The Plymouth and London Companies, named after their respected locations in England, were joint-stock companies founded in 1606 by James I of England. Rich merchants in the London and Plymouth area agreed to finance settlers in return for repayment plus interest out of profit made. Popham was the first attempt at a settlement for the Plymouth Company and Jamestown the first attempt for the London Company.
Another member of the Plymouth Company, Captain George Popham, with the help of Pring and Captain Challons, decided to make the first ever English colony in New England at the mouth of Sagadahoc, Kennebunk River (Google Maps search for Popham Beach). (18) The story and failure of Popham Colony will not be expored here. The failure did, however, discouraged English attempts at exploration and settlement for roughly 16 years. These companies fizzled out but were replaced by The Council for New England in 1620.
Other European Empires were not dormant. In 1604 Frenchman De Monts received a legal monopoly of the fur trade in the new land, from Newfoundland to Philadelphia. De Monts, Samuel de Champlain, and Jeal de Potrincourt left on two ships for Nova Scocia. (18)

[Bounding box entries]
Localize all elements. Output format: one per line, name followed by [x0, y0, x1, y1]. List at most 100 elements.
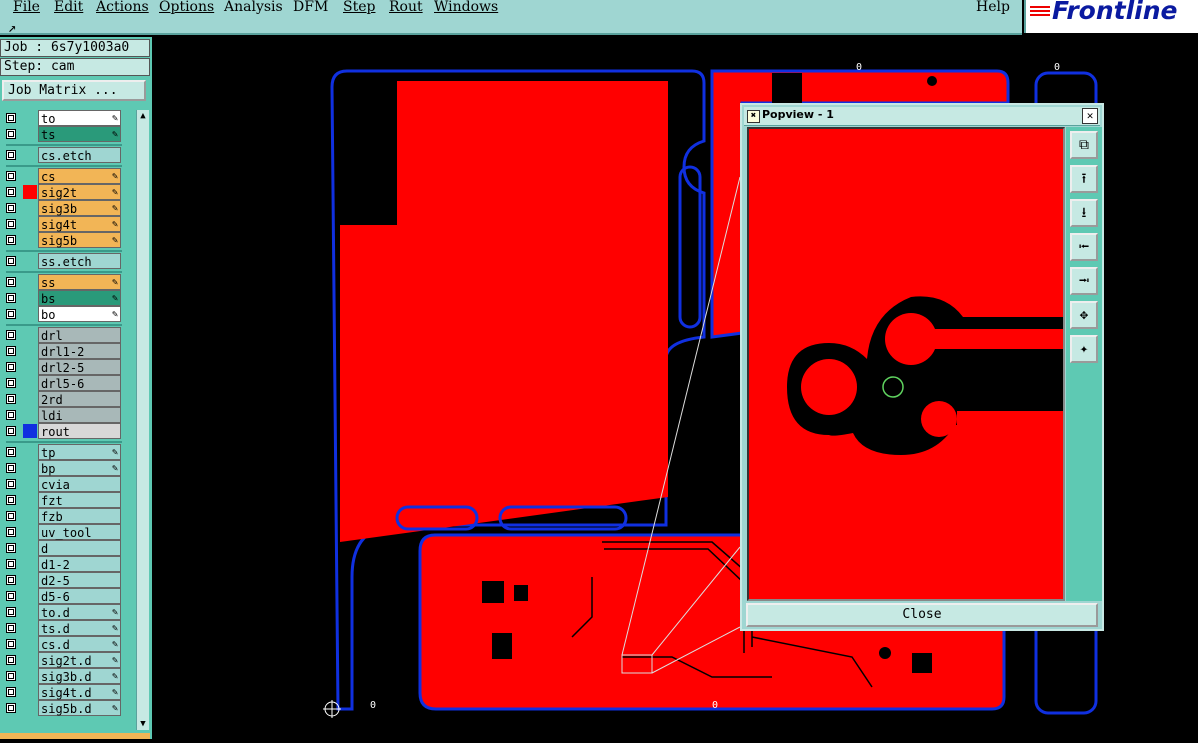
layer-row[interactable]: ss ✎ — [2, 274, 122, 290]
layer-checkbox[interactable] — [6, 607, 16, 617]
menu-rout[interactable]: Rout — [389, 0, 423, 15]
layer-row[interactable]: ts.d ✎ — [2, 620, 122, 636]
layer-row[interactable]: fzt — [2, 492, 122, 508]
layer-checkbox[interactable] — [6, 575, 16, 585]
layer-color-swatch[interactable] — [23, 111, 37, 125]
layer-row[interactable]: fzb — [2, 508, 122, 524]
layer-color-swatch[interactable] — [23, 360, 37, 374]
layer-checkbox[interactable] — [6, 655, 16, 665]
layer-name[interactable]: tp ✎ — [38, 444, 121, 460]
layer-color-swatch[interactable] — [23, 148, 37, 162]
layer-checkbox[interactable] — [6, 346, 16, 356]
layer-row[interactable]: sig4t.d ✎ — [2, 684, 122, 700]
layer-color-swatch[interactable] — [23, 637, 37, 651]
layer-row[interactable]: bp ✎ — [2, 460, 122, 476]
layer-name[interactable]: sig2t ✎ — [38, 184, 121, 200]
layer-name[interactable]: ss ✎ — [38, 274, 121, 290]
layer-checkbox[interactable] — [6, 687, 16, 697]
layer-name[interactable]: d1-2 — [38, 556, 121, 572]
layer-color-swatch[interactable] — [23, 621, 37, 635]
layer-row[interactable]: 2rd — [2, 391, 122, 407]
layer-checkbox[interactable] — [6, 256, 16, 266]
scroll-down-icon[interactable]: ▼ — [137, 718, 149, 730]
layer-color-swatch[interactable] — [23, 653, 37, 667]
layer-color-swatch[interactable] — [23, 185, 37, 199]
layer-color-swatch[interactable] — [23, 254, 37, 268]
layer-name[interactable]: uv_tool — [38, 524, 121, 540]
zoom-fit-icon[interactable]: ⧉ — [1070, 131, 1098, 159]
menu-analysis[interactable]: Analysis — [224, 0, 283, 15]
layer-row[interactable]: d1-2 — [2, 556, 122, 572]
layer-name[interactable]: bp ✎ — [38, 460, 121, 476]
job-matrix-button[interactable]: Job Matrix ... — [2, 80, 146, 101]
layer-checkbox[interactable] — [6, 623, 16, 633]
layer-color-swatch[interactable] — [23, 557, 37, 571]
menu-dfm[interactable]: DFM — [293, 0, 328, 15]
layer-row[interactable]: to ✎ — [2, 110, 122, 126]
layer-row[interactable]: drl1-2 — [2, 343, 122, 359]
layer-checkbox[interactable] — [6, 559, 16, 569]
layer-name[interactable]: drl — [38, 327, 121, 343]
layer-color-swatch[interactable] — [23, 217, 37, 231]
layer-checkbox[interactable] — [6, 378, 16, 388]
layer-name[interactable]: ts.d ✎ — [38, 620, 121, 636]
layer-color-swatch[interactable] — [23, 291, 37, 305]
layer-checkbox[interactable] — [6, 203, 16, 213]
layer-name[interactable]: cvia — [38, 476, 121, 492]
layer-checkbox[interactable] — [6, 410, 16, 420]
layer-checkbox[interactable] — [6, 671, 16, 681]
popview-close-button[interactable]: Close — [746, 603, 1098, 627]
layer-name[interactable]: to.d ✎ — [38, 604, 121, 620]
layer-color-swatch[interactable] — [23, 445, 37, 459]
layer-row[interactable]: uv_tool — [2, 524, 122, 540]
layer-color-swatch[interactable] — [23, 525, 37, 539]
layer-color-swatch[interactable] — [23, 461, 37, 475]
layer-row[interactable]: d — [2, 540, 122, 556]
layer-color-swatch[interactable] — [23, 376, 37, 390]
layer-color-swatch[interactable] — [23, 493, 37, 507]
layer-checkbox[interactable] — [6, 703, 16, 713]
layer-row[interactable]: cs ✎ — [2, 168, 122, 184]
layer-name[interactable]: ts ✎ — [38, 126, 121, 142]
layer-color-swatch[interactable] — [23, 307, 37, 321]
popview-titlebar[interactable]: ✖ Popview - 1 ✕ — [744, 107, 1100, 126]
layer-scrollbar[interactable]: ▲ ▼ — [136, 110, 149, 730]
layer-name[interactable]: sig5b ✎ — [38, 232, 121, 248]
layer-checkbox[interactable] — [6, 235, 16, 245]
layer-checkbox[interactable] — [6, 113, 16, 123]
layer-row[interactable]: sig3b.d ✎ — [2, 668, 122, 684]
layer-checkbox[interactable] — [6, 426, 16, 436]
layer-checkbox[interactable] — [6, 543, 16, 553]
layer-row[interactable]: bo ✎ — [2, 306, 122, 322]
layer-checkbox[interactable] — [6, 591, 16, 601]
menu-step[interactable]: Step — [343, 0, 375, 15]
layer-color-swatch[interactable] — [23, 477, 37, 491]
pan-up-icon[interactable]: ⭱ — [1070, 165, 1098, 193]
layer-color-swatch[interactable] — [23, 701, 37, 715]
menu-help[interactable]: Help — [976, 0, 1010, 15]
layer-name[interactable]: sig4t ✎ — [38, 216, 121, 232]
layer-row[interactable]: rout — [2, 423, 122, 439]
layer-name[interactable]: bs ✎ — [38, 290, 121, 306]
layer-row[interactable]: tp ✎ — [2, 444, 122, 460]
popview-viewport[interactable] — [747, 127, 1065, 601]
layer-color-swatch[interactable] — [23, 408, 37, 422]
layer-checkbox[interactable] — [6, 447, 16, 457]
layer-checkbox[interactable] — [6, 150, 16, 160]
layer-name[interactable]: drl1-2 — [38, 343, 121, 359]
close-icon[interactable]: ✕ — [1082, 108, 1098, 124]
layer-name[interactable]: cs.d ✎ — [38, 636, 121, 652]
layer-name[interactable]: cs.etch — [38, 147, 121, 163]
layer-name[interactable]: 2rd — [38, 391, 121, 407]
layer-row[interactable]: drl2-5 — [2, 359, 122, 375]
layer-color-swatch[interactable] — [23, 589, 37, 603]
layer-name[interactable]: sig5b.d ✎ — [38, 700, 121, 716]
layer-row[interactable]: cs.etch — [2, 147, 122, 163]
layer-checkbox[interactable] — [6, 309, 16, 319]
layer-checkbox[interactable] — [6, 394, 16, 404]
layer-row[interactable]: drl5-6 — [2, 375, 122, 391]
layer-color-swatch[interactable] — [23, 275, 37, 289]
layer-name[interactable]: fzt — [38, 492, 121, 508]
layer-checkbox[interactable] — [6, 527, 16, 537]
layer-name[interactable]: fzb — [38, 508, 121, 524]
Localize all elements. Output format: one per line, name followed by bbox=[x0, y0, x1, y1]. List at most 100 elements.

→ **INSTRUCTIONS**
- 1) In the passage on the Plymouth and London Companies, in what year were the two companies founded, and by whom?
- 2) Why did rich merchants in the London and Plymouth area agree to finance settlers, according to the passage on the Plymouth and London Companies?
- 3) Can you write the next part of the passage on early English and French colonization, picking up after its last sentence?
These bounding box entries are separate material with no connection to the text.

→ **THE RESPONSES**
- 1) They were founded in 1606 by James I of England.

- 2) The merchants agreed to back the settlers in return for repayment plus interest, drawn from the profit the settlements made.

- 3)
They explored the Bay of Fundy, named a now famous island “Isle des Monts Deserts” and La Cadia, later called Acadia, sailed up the Penobscot River. He also explored the modern area of Bangor, possibly to the foot of Oak St, named the St. John River, St. Croix, and also sailed to Cape Cod. (18)
De Mont returned to established a colony at St. Croix. 2/5ths died the first winter. Spring brought provisions but they refused to spend another winter. Before the end of the summer they moved across the bay to Port Royal Nova Scotia. The first military battle between English and French over the territory of New England happened near here, at Sommes’ Point, and did not commence until 150 years later with the Treaty of Paris in 1763. Most or all of the French Settlements were destroyed by the English, who launched from the Virginia Settlement, though Champlain did go on and found Quebec.
John Smith of Jamestown fame, at age 38, started working for Ferdinando Gorges and the Plymouth Company, much to the anger of the Virginia. He sailed to the Maine coast and landed at Monhegan in 1614. Like other exporers, he search for percious minerals and found none. He took a small group and then sailed from Monhegan to Cape Cod while mapping the coast along the way. He named the Isle of Shoals “Smith’s Isles” and cited the area as an excellent spot for a harbor. He noted there were plenty of other business oppurtunities.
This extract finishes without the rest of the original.